(Aim of the exercise): Copy out all lines of the records in which the word "ville" appears.

(Dataset records):
* * * * *

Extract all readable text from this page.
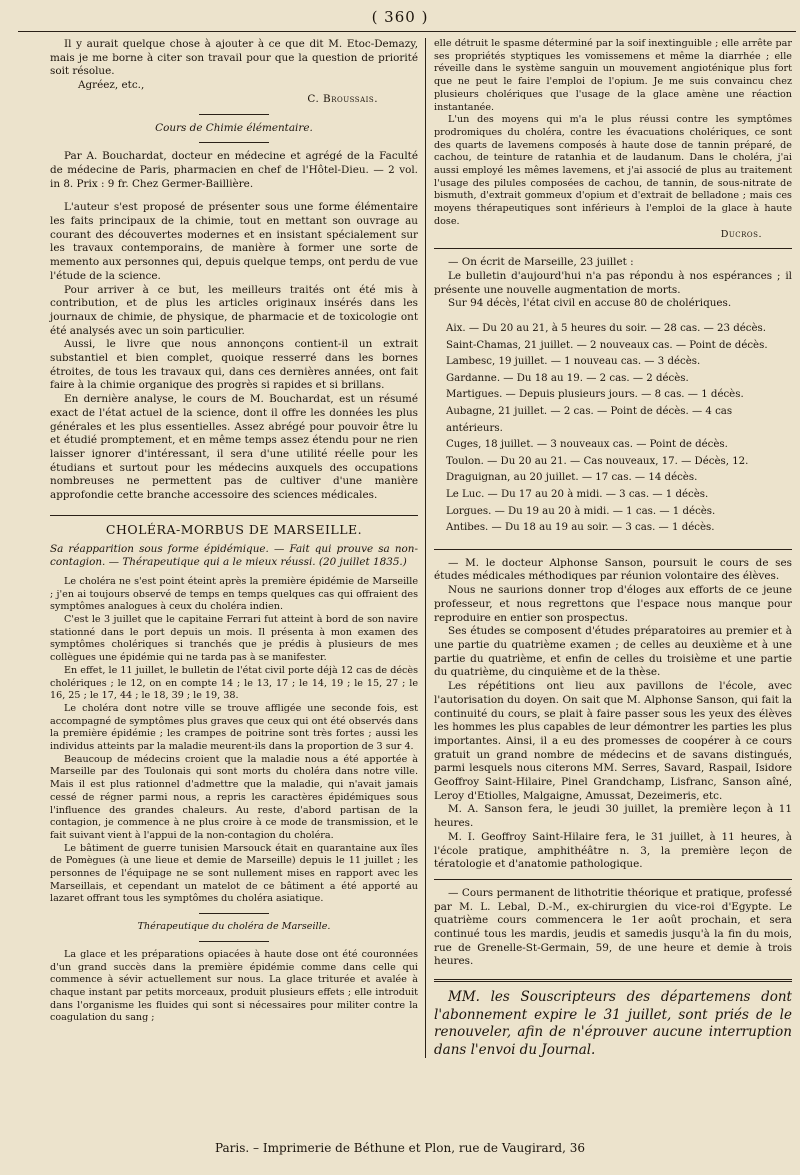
( 360 )

Il y aurait quelque chose à ajouter à ce que dit M. Etoc-Demazy, mais je me borne à citer son travail pour que la question de priorité soit résolue.

Agréez, etc.,

C. Broussais.

Cours de Chimie élémentaire.

Par A. Bouchardat, docteur en médecine et agrégé de la Faculté de médecine de Paris, pharmacien en chef de l'Hôtel-Dieu. — 2 vol. in 8. Prix : 9 fr. Chez Germer-Baillière.

L'auteur s'est proposé de présenter sous une forme élémentaire les faits principaux de la chimie, tout en mettant son ouvrage au courant des découvertes modernes et en insistant spécialement sur les travaux contemporains, de manière à former une sorte de memento aux personnes qui, depuis quelque temps, ont perdu de vue l'étude de la science.

Pour arriver à ce but, les meilleurs traités ont été mis à contribution, et de plus les articles originaux insérés dans les journaux de chimie, de physique, de pharmacie et de toxicologie ont été analysés avec un soin particulier.

Aussi, le livre que nous annonçons contient-il un extrait substantiel et bien complet, quoique resserré dans les bornes étroites, de tous les travaux qui, dans ces dernières années, ont fait faire à la chimie organique des progrès si rapides et si brillans.

En dernière analyse, le cours de M. Bouchardat, est un résumé exact de l'état actuel de la science, dont il offre les données les plus générales et les plus essentielles. Assez abrégé pour pouvoir être lu et étudié promptement, et en même temps assez étendu pour ne rien laisser ignorer d'intéressant, il sera d'une utilité réelle pour les étudians et surtout pour les médecins auxquels des occupations nombreuses ne permettent pas de cultiver d'une manière approfondie cette branche accessoire des sciences médicales.

CHOLÉRA-MORBUS DE MARSEILLE.

Sa réapparition sous forme épidémique. — Fait qui prouve sa non-contagion. — Thérapeutique qui a le mieux réussi. (20 juillet 1835.)

Le choléra ne s'est point éteint après la première épidémie de Marseille ; j'en ai toujours observé de temps en temps quelques cas qui offraient des symptômes analogues à ceux du choléra indien.

C'est le 3 juillet que le capitaine Ferrari fut atteint à bord de son navire stationné dans le port depuis un mois. Il présenta à mon examen des symptômes cholériques si tranchés que je prédis à plusieurs de mes collègues une épidémie qui ne tarda pas à se manifester.

En effet, le 11 juillet, le bulletin de l'état civil porte déjà 12 cas de décès cholériques ; le 12, on en compte 14 ; le 13, 17 ; le 14, 19 ; le 15, 27 ; le 16, 25 ; le 17, 44 ; le 18, 39 ; le 19, 38.

Le choléra dont notre ville se trouve affligée une seconde fois, est accompagné de symptômes plus graves que ceux qui ont été observés dans la première épidémie ; les crampes de poitrine sont très fortes ; aussi les individus atteints par la maladie meurent-ils dans la proportion de 3 sur 4.

Beaucoup de médecins croient que la maladie nous a été apportée à Marseille par des Toulonais qui sont morts du choléra dans notre ville. Mais il est plus rationnel d'admettre que la maladie, qui n'avait jamais cessé de régner parmi nous, a repris les caractères épidémiques sous l'influence des grandes chaleurs. Au reste, d'abord partisan de la contagion, je commence à ne plus croire à ce mode de transmission, et le fait suivant vient à l'appui de la non-contagion du choléra.

Le bâtiment de guerre tunisien Marsouck était en quarantaine aux îles de Pomègues (à une lieue et demie de Marseille) depuis le 11 juillet ; les personnes de l'équipage ne se sont nullement mises en rapport avec les Marseillais, et cependant un matelot de ce bâtiment a été apporté au lazaret offrant tous les symptômes du choléra asiatique.

Thérapeutique du choléra de Marseille.

La glace et les préparations opiacées à haute dose ont été couronnées d'un grand succès dans la première épidémie comme dans celle qui commence à sévir actuellement sur nous. La glace triturée et avalée à chaque instant par petits morceaux, produit plusieurs effets ; elle introduit dans l'organisme les fluides qui sont si nécessaires pour militer contre la coagulation du sang ;

elle détruit le spasme déterminé par la soif inextinguible ; elle arrête par ses propriétés styptiques les vomissemens et même la diarrhée ; elle réveille dans le système sanguin un mouvement angioténique plus fort que ne peut le faire l'emploi de l'opium. Je me suis convaincu chez plusieurs cholériques que l'usage de la glace amène une réaction instantanée.

L'un des moyens qui m'a le plus réussi contre les symptômes prodromiques du choléra, contre les évacuations cholériques, ce sont des quarts de lavemens composés à haute dose de tannin préparé, de cachou, de teinture de ratanhia et de laudanum. Dans le choléra, j'ai aussi employé les mêmes lavemens, et j'ai associé de plus au traitement l'usage des pilules composées de cachou, de tannin, de sous-nitrate de bismuth, d'extrait gommeux d'opium et d'extrait de belladone ; mais ces moyens thérapeutiques sont inférieurs à l'emploi de la glace à haute dose.

Ducros.

— On écrit de Marseille, 23 juillet :

Le bulletin d'aujourd'hui n'a pas répondu à nos espérances ; il présente une nouvelle augmentation de morts.

Sur 94 décès, l'état civil en accuse 80 de cholériques.

Aix. — Du 20 au 21, à 5 heures du soir. — 28 cas. — 23 décès.
Saint-Chamas, 21 juillet. — 2 nouveaux cas. — Point de décès.
Lambesc, 19 juillet. — 1 nouveau cas. — 3 décès.
Gardanne. — Du 18 au 19. — 2 cas. — 2 décès.
Martigues. — Depuis plusieurs jours. — 8 cas. — 1 décès.
Aubagne, 21 juillet. — 2 cas. — Point de décès. — 4 cas antérieurs.
Cuges, 18 juillet. — 3 nouveaux cas. — Point de décès.
Toulon. — Du 20 au 21. — Cas nouveaux, 17. — Décès, 12.
Draguignan, au 20 juillet. — 17 cas. — 14 décès.
Le Luc. — Du 17 au 20 à midi. — 3 cas. — 1 décès.
Lorgues. — Du 19 au 20 à midi. — 1 cas. — 1 décès.
Antibes. — Du 18 au 19 au soir. — 3 cas. — 1 décès.

— M. le docteur Alphonse Sanson, poursuit le cours de ses études médicales méthodiques par réunion volontaire des élèves.

Nous ne saurions donner trop d'éloges aux efforts de ce jeune professeur, et nous regrettons que l'espace nous manque pour reproduire en entier son prospectus.

Ses études se composent d'études préparatoires au premier et à une partie du quatrième examen ; de celles au deuxième et à une partie du quatrième, et enfin de celles du troisième et une partie du quatrième, du cinquième et de la thèse.

Les répétitions ont lieu aux pavillons de l'école, avec l'autorisation du doyen. On sait que M. Alphonse Sanson, qui fait la continuité du cours, se plait à faire passer sous les yeux des élèves les hommes les plus capables de leur démontrer les parties les plus importantes. Ainsi, il a eu des promesses de coopérer à ce cours gratuit un grand nombre de médecins et de savans distingués, parmi lesquels nous citerons MM. Serres, Savard, Raspail, Isidore Geoffroy Saint-Hilaire, Pinel Grandchamp, Lisfranc, Sanson aîné, Leroy d'Etiolles, Malgaigne, Amussat, Dezeimeris, etc.

M. A. Sanson fera, le jeudi 30 juillet, la première leçon à 11 heures.

M. I. Geoffroy Saint-Hilaire fera, le 31 juillet, à 11 heures, à l'école pratique, amphithéâtre n. 3, la première leçon de tératologie et d'anatomie pathologique.

— Cours permanent de lithotritie théorique et pratique, professé par M. L. Lebal, D.-M., ex-chirurgien du vice-roi d'Egypte. Le quatrième cours commencera le 1er août prochain, et sera continué tous les mardis, jeudis et samedis jusqu'à la fin du mois, rue de Grenelle-St-Germain, 59, de une heure et demie à trois heures.

MM. les Souscripteurs des départemens dont l'abonnement expire le 31 juillet, sont priés de le renouveler, afin de n'éprouver aucune interruption dans l'envoi du Journal.

Paris. – Imprimerie de Béthune et Plon, rue de Vaugirard, 36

* * * * *

(Written response):
Le choléra dont notre ville se trouve affligée une seconde fois, est accompagné de symptômes plus graves que ceux qui ont été observés dans la première épidémie ; les crampes de poitrine sont très fortes ; aussi les individus atteints par la maladie meurent-ils dans la proportion de 3 sur 4.
Beaucoup de médecins croient que la maladie nous a été apportée à Marseille par des Toulonais qui sont morts du choléra dans notre ville. Mais il est plus rationnel d'admettre que la maladie, qui n'avait jamais cessé de régner parmi nous, a repris les caractères épidémiques sous l'influence des grandes chaleurs. Au reste, d'abord partisan de la contagion, je commence à ne plus croire à ce mode de transmission, et le fait suivant vient à l'appui de la non-contagion du choléra.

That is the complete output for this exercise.